REQUIREMENT:
Please copy all the lines that follow, word for word.

INPUT FOR THIS TASK:
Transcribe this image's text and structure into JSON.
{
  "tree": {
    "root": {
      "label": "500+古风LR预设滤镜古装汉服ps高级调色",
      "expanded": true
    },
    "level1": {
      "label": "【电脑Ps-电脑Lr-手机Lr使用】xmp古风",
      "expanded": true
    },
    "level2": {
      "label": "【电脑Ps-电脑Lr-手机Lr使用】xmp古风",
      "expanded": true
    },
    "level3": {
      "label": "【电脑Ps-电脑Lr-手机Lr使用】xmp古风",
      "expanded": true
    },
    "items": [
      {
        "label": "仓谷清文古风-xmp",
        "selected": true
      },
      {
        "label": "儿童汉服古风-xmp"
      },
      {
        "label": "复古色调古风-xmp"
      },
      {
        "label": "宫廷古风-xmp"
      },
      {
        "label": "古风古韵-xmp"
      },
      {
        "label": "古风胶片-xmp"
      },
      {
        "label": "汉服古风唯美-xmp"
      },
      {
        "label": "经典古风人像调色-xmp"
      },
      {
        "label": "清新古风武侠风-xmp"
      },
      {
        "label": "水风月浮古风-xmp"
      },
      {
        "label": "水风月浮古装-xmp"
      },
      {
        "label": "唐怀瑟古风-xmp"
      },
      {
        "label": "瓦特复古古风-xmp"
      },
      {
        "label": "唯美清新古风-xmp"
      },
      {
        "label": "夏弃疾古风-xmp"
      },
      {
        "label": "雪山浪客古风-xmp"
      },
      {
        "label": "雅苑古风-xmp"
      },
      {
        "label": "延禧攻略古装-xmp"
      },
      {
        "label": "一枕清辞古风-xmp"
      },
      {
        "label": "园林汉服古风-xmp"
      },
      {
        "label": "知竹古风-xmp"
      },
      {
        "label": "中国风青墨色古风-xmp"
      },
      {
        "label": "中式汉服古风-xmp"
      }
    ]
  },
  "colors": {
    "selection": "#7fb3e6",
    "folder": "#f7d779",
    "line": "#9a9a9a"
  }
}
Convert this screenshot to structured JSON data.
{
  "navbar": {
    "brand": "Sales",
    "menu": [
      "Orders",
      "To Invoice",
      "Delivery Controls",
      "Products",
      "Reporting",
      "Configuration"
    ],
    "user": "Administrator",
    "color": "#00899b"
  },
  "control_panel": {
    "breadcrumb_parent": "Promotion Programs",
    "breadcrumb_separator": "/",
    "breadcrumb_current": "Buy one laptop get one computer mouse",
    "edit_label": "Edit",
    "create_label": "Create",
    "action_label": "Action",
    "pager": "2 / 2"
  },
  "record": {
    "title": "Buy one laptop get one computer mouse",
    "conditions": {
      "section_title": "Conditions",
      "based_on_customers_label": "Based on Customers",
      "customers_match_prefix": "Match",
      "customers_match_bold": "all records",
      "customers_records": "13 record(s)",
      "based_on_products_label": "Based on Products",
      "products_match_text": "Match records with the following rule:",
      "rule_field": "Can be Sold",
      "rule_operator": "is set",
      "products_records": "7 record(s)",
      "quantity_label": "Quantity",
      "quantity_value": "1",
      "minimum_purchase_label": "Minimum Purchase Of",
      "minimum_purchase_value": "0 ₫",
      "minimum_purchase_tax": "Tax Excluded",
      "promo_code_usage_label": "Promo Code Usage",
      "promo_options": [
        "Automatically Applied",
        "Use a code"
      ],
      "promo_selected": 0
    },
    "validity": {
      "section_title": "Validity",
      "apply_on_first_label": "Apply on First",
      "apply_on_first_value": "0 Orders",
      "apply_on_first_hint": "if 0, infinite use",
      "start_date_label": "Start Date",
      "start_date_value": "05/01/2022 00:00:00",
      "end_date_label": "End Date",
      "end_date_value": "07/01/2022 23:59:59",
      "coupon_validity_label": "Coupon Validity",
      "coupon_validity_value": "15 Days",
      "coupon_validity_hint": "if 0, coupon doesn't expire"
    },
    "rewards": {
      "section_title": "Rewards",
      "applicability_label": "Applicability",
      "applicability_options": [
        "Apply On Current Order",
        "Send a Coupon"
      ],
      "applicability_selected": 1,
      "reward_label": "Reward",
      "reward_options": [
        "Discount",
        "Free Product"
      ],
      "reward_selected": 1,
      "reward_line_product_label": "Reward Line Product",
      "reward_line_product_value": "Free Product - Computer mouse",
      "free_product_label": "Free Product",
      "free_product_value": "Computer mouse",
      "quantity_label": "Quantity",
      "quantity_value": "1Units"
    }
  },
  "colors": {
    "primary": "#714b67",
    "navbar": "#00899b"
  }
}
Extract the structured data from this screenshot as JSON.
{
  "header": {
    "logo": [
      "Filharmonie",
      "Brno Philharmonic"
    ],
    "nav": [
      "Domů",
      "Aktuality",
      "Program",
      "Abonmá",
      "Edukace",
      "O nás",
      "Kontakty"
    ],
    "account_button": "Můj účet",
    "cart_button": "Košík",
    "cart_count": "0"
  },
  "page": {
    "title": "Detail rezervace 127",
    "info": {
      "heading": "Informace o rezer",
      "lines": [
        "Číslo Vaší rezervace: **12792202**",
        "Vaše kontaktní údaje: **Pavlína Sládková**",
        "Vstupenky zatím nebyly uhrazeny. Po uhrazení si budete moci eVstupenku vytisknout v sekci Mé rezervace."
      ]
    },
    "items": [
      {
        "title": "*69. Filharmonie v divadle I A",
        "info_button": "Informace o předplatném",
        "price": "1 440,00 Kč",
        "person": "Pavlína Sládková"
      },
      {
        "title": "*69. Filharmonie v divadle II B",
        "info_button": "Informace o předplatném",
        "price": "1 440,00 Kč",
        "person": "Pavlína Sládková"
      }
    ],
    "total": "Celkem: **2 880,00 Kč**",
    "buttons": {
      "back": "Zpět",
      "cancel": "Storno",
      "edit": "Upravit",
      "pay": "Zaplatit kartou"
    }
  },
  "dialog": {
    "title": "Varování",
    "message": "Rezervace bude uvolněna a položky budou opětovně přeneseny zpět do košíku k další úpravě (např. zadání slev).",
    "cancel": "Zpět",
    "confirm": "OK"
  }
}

SOLUTION TO THIS TASK:
Transcribe this image's text and structure into JSON.
{
  "tree": {
    "root": {
      "label": "500+古风LR预设滤镜古装汉服ps高级调色",
      "expanded": true
    },
    "level1": {
      "label": "【电脑Ps-电脑Lr-手机Lr使用】xmp古风",
      "expanded": true
    },
    "level2": {
      "label": "【电脑Ps-电脑Lr-手机Lr使用】xmp古风",
      "expanded": true
    },
    "level3": {
      "label": "【电脑Ps-电脑Lr-手机Lr使用】xmp古风",
      "expanded": true
    },
    "items": [
      {
        "label": "仓谷清文古风-xmp",
        "selected": true
      },
      {
        "label": "儿童汉服古风-xmp"
      },
      {
        "label": "复古色调古风-xmp"
      },
      {
        "label": "宫廷古风-xmp"
      },
      {
        "label": "古风古韵-xmp"
      },
      {
        "label": "古风胶片-xmp"
      },
      {
        "label": "汉服古风唯美-xmp"
      },
      {
        "label": "经典古风人像调色-xmp"
      },
      {
        "label": "清新古风武侠风-xmp"
      },
      {
        "label": "水风月浮古风-xmp"
      },
      {
        "label": "水风月浮古装-xmp"
      },
      {
        "label": "唐怀瑟古风-xmp"
      },
      {
        "label": "瓦特复古古风-xmp"
      },
      {
        "label": "唯美清新古风-xmp"
      },
      {
        "label": "夏弃疾古风-xmp"
      },
      {
        "label": "雪山浪客古风-xmp"
      },
      {
        "label": "雅苑古风-xmp"
      },
      {
        "label": "延禧攻略古装-xmp"
      },
      {
        "label": "一枕清辞古风-xmp"
      },
      {
        "label": "园林汉服古风-xmp"
      },
      {
        "label": "知竹古风-xmp"
      },
      {
        "label": "中国风青墨色古风-xmp"
      },
      {
        "label": "中式汉服古风-xmp"
      }
    ]
  },
  "colors": {
    "selection": "#7fb3e6",
    "folder": "#f7d779",
    "line": "#9a9a9a"
  }
}
Convert this screenshot to structured JSON data.
{
  "navbar": {
    "brand": "Sales",
    "menu": [
      "Orders",
      "To Invoice",
      "Delivery Controls",
      "Products",
      "Reporting",
      "Configuration"
    ],
    "user": "Administrator",
    "color": "#00899b"
  },
  "control_panel": {
    "breadcrumb_parent": "Promotion Programs",
    "breadcrumb_separator": "/",
    "breadcrumb_current": "Buy one laptop get one computer mouse",
    "edit_label": "Edit",
    "create_label": "Create",
    "action_label": "Action",
    "pager": "2 / 2"
  },
  "record": {
    "title": "Buy one laptop get one computer mouse",
    "conditions": {
      "section_title": "Conditions",
      "based_on_customers_label": "Based on Customers",
      "customers_match_prefix": "Match",
      "customers_match_bold": "all records",
      "customers_records": "13 record(s)",
      "based_on_products_label": "Based on Products",
      "products_match_text": "Match records with the following rule:",
      "rule_field": "Can be Sold",
      "rule_operator": "is set",
      "products_records": "7 record(s)",
      "quantity_label": "Quantity",
      "quantity_value": "1",
      "minimum_purchase_label": "Minimum Purchase Of",
      "minimum_purchase_value": "0 ₫",
      "minimum_purchase_tax": "Tax Excluded",
      "promo_code_usage_label": "Promo Code Usage",
      "promo_options": [
        "Automatically Applied",
        "Use a code"
      ],
      "promo_selected": 0
    },
    "validity": {
      "section_title": "Validity",
      "apply_on_first_label": "Apply on First",
      "apply_on_first_value": "0 Orders",
      "apply_on_first_hint": "if 0, infinite use",
      "start_date_label": "Start Date",
      "start_date_value": "05/01/2022 00:00:00",
      "end_date_label": "End Date",
      "end_date_value": "07/01/2022 23:59:59",
      "coupon_validity_label": "Coupon Validity",
      "coupon_validity_value": "15 Days",
      "coupon_validity_hint": "if 0, coupon doesn't expire"
    },
    "rewards": {
      "section_title": "Rewards",
      "applicability_label": "Applicability",
      "applicability_options": [
        "Apply On Current Order",
        "Send a Coupon"
      ],
      "applicability_selected": 1,
      "reward_label": "Reward",
      "reward_options": [
        "Discount",
        "Free Product"
      ],
      "reward_selected": 1,
      "reward_line_product_label": "Reward Line Product",
      "reward_line_product_value": "Free Product - Computer mouse",
      "free_product_label": "Free Product",
      "free_product_value": "Computer mouse",
      "quantity_label": "Quantity",
      "quantity_value": "1Units"
    }
  },
  "colors": {
    "primary": "#714b67",
    "navbar": "#00899b"
  }
}
Extract the structured data from this screenshot as JSON.
{
  "header": {
    "logo": [
      "Filharmonie",
      "Brno Philharmonic"
    ],
    "nav": [
      "Domů",
      "Aktuality",
      "Program",
      "Abonmá",
      "Edukace",
      "O nás",
      "Kontakty"
    ],
    "account_button": "Můj účet",
    "cart_button": "Košík",
    "cart_count": "0"
  },
  "page": {
    "title": "Detail rezervace 127",
    "info": {
      "heading": "Informace o rezer",
      "lines": [
        "Číslo Vaší rezervace: **12792202**",
        "Vaše kontaktní údaje: **Pavlína Sládková**",
        "Vstupenky zatím nebyly uhrazeny. Po uhrazení si budete moci eVstupenku vytisknout v sekci Mé rezervace."
      ]
    },
    "items": [
      {
        "title": "*69. Filharmonie v divadle I A",
        "info_button": "Informace o předplatném",
        "price": "1 440,00 Kč",
        "person": "Pavlína Sládková"
      },
      {
        "title": "*69. Filharmonie v divadle II B",
        "info_button": "Informace o předplatném",
        "price": "1 440,00 Kč",
        "person": "Pavlína Sládková"
      }
    ],
    "total": "Celkem: **2 880,00 Kč**",
    "buttons": {
      "back": "Zpět",
      "cancel": "Storno",
      "edit": "Upravit",
      "pay": "Zaplatit kartou"
    }
  },
  "dialog": {
    "title": "Varování",
    "message": "Rezervace bude uvolněna a položky budou opětovně přeneseny zpět do košíku k další úpravě (např. zadání slev).",
    "cancel": "Zpět",
    "confirm": "OK"
  }
}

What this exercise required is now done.